Stored items from a collection:
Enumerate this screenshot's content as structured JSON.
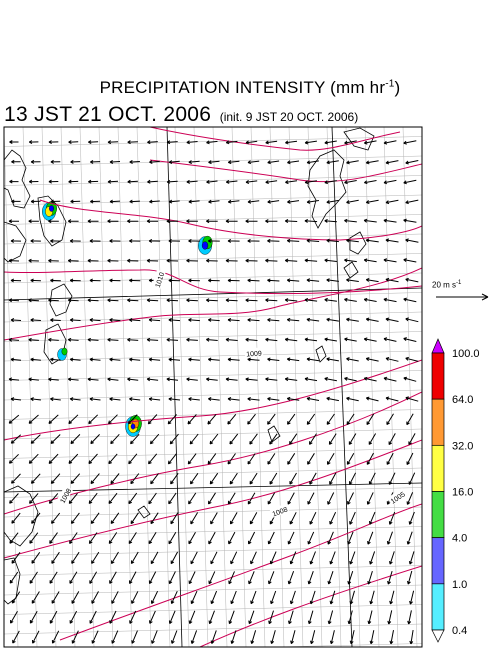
{
  "header": {
    "title_text": "PRECIPITATION INTENSITY (mm hr",
    "title_exp": "-1",
    "title_close": ")",
    "valid_time": "13 JST 21 OCT. 2006",
    "init_time": "(init. 9 JST 20 OCT. 2006)"
  },
  "map": {
    "isobar_labels": [
      "1010",
      "1009",
      "1008",
      "1008",
      "1005"
    ],
    "colors": {
      "wind_vectors": "#000000",
      "coastline": "#000000",
      "isobars": "#cc0055",
      "grid": "#b4b4b4",
      "frame": "#000000"
    },
    "rain_cells": [
      {
        "name": "cell-nw",
        "levels": [
          "#00ccff",
          "#00cc00",
          "#ffee00",
          "#0000ff"
        ]
      },
      {
        "name": "cell-center",
        "levels": [
          "#00ccff",
          "#00cc00",
          "#0000ff"
        ]
      },
      {
        "name": "cell-west",
        "levels": [
          "#00ccff",
          "#00cc00"
        ]
      },
      {
        "name": "cell-south",
        "levels": [
          "#00ccff",
          "#00cc00",
          "#ffee00",
          "#ff8800",
          "#0000ff"
        ]
      }
    ]
  },
  "vector_legend": {
    "speed": "20",
    "unit": "m s",
    "unit_exp": "-1"
  },
  "colorbar": {
    "labels": [
      "100.0",
      "64.0",
      "32.0",
      "16.0",
      "4.0",
      "1.0",
      "0.4"
    ],
    "colors": [
      "#ee0000",
      "#ff9933",
      "#ffff44",
      "#44dd44",
      "#6666ff",
      "#55eeff"
    ],
    "over_color": "#cc00ff",
    "under_color": "#ffffff"
  }
}
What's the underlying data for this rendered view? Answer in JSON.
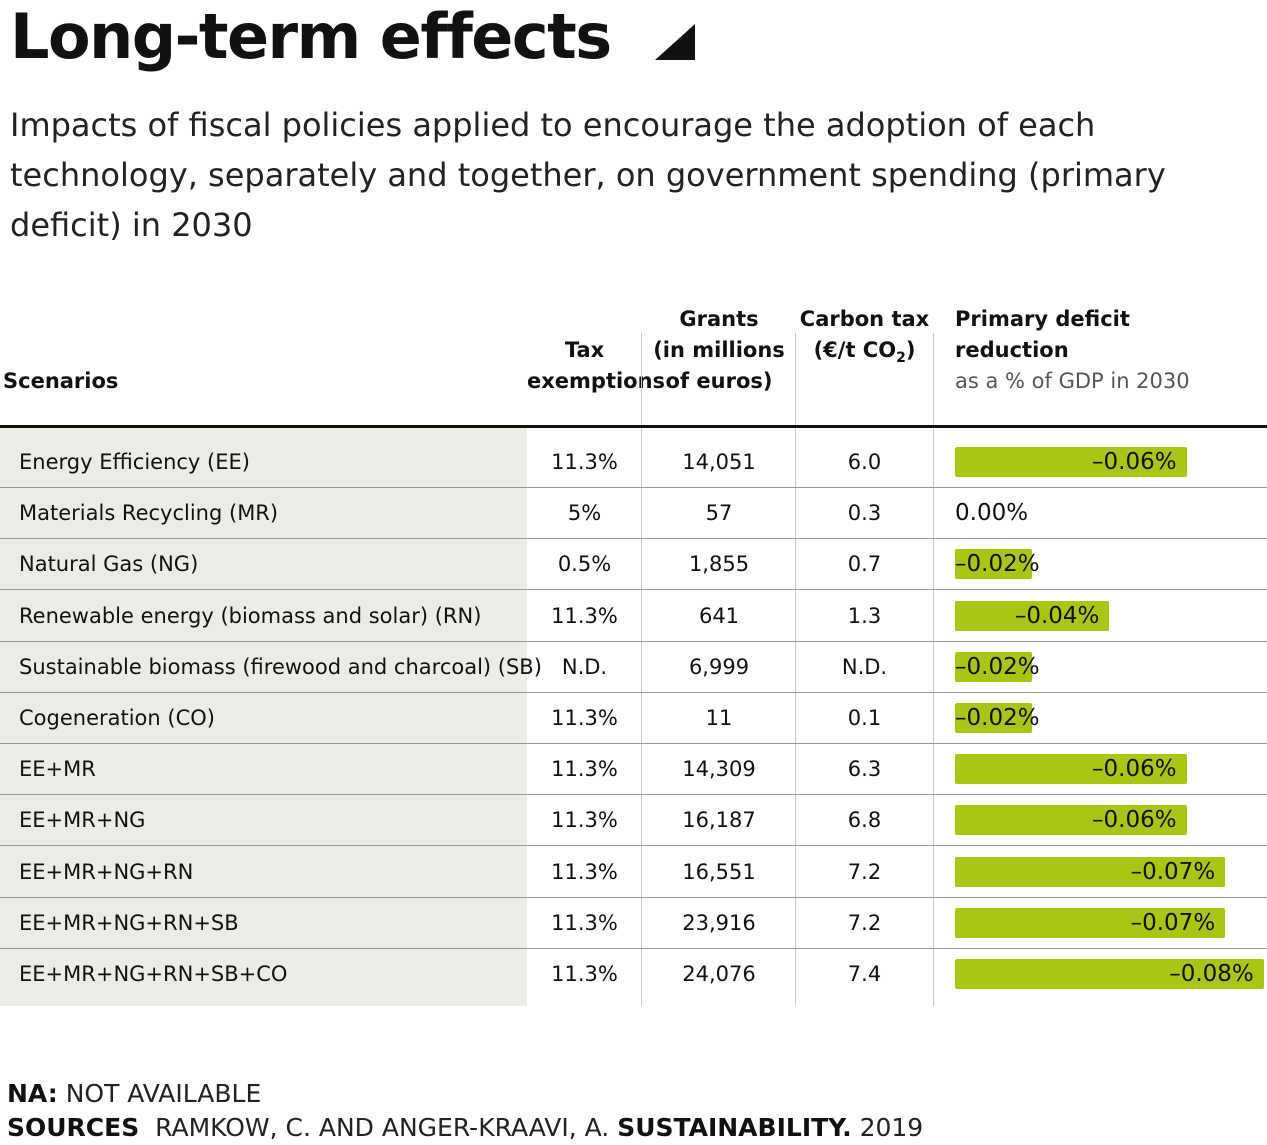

What you need to do: Gather and return every line that holds the string "JSON".

Reply:
Enumerate this screenshot's content as structured JSON.
What's the underlying data for this rendered view? Answer in JSON.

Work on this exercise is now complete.